* DOCUMENT PASSAGE:

A regular criticism of the PGA Tour is that it is too reliant on wide open golf courses where players can simply ‘bomb and gouge’ their way to success. It is interesting then that the regular PGA Tour season ends at a course where driving distance is a long way from the most important attribute required to win. Finding fairways is more important at Sedgefield Country Club than at many other PGA Tour courses with approach play another key indicator of success.
Perhaps because shorter hitters can thrive at the North Carolina venue as much as big hitters, scoring in the Wyndham Championship is usually amongst the lowest of the season. Last year’s scoring average was a record low of 67.18 so players will have to make a high number of birdies just to make the cut this week. The test of golf demanded by Sedgefield is comparable to other Donald Ross designs, most notably East Lake which will once again host the Tour Championship at the end of the upcoming playoffs.

* DATASET CONTENT:
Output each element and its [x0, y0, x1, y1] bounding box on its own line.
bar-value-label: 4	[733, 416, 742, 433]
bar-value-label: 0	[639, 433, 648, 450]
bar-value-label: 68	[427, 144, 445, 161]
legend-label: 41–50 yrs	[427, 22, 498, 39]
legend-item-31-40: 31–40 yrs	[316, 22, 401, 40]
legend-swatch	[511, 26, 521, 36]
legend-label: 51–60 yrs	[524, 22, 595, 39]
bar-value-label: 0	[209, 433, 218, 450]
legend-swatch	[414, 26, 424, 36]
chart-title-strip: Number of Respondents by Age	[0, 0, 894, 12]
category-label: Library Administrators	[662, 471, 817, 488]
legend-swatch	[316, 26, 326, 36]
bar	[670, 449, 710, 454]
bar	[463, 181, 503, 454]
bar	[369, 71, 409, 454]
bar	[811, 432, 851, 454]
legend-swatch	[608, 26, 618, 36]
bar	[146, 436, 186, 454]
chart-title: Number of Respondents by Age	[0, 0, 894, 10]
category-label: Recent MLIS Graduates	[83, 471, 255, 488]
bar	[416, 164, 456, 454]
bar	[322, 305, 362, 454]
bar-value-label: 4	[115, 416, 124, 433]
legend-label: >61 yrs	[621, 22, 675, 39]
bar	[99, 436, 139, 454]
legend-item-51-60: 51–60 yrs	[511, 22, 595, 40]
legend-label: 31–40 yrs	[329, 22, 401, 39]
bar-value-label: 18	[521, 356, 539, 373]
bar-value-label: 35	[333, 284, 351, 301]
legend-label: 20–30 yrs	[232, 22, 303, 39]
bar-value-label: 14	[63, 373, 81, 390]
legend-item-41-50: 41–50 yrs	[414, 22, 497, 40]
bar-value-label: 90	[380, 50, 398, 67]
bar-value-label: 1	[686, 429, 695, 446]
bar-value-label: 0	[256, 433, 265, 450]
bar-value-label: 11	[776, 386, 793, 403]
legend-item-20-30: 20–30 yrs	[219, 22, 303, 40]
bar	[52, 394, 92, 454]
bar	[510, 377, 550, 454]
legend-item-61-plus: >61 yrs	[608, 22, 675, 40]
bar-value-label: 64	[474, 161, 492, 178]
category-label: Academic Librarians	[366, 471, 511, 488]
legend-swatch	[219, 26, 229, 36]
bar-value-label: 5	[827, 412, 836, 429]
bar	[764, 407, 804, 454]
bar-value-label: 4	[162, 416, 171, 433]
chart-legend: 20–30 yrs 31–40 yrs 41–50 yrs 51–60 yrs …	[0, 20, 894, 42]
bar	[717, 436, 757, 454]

* EXERCISE PROMPT: Rewrite the golf passage starting at "Perhaps because shorter" and ending at "the upcoming playoffs.", changing "birdies" to "eagles". The entries are separate material, unrelated to the golf passage.

* FINAL ANSWER:
Perhaps because shorter hitters can thrive at the North Carolina venue as much as big hitters, scoring in the Wyndham Championship is usually amongst the lowest of the season. Last year’s scoring average was a record low of 67.18 so players will have to make a high number of eagles just to make the cut this week. The test of golf demanded by Sedgefield is comparable to other Donald Ross designs, most notably East Lake which will once again host the Tour Championship at the end of the upcoming playoffs.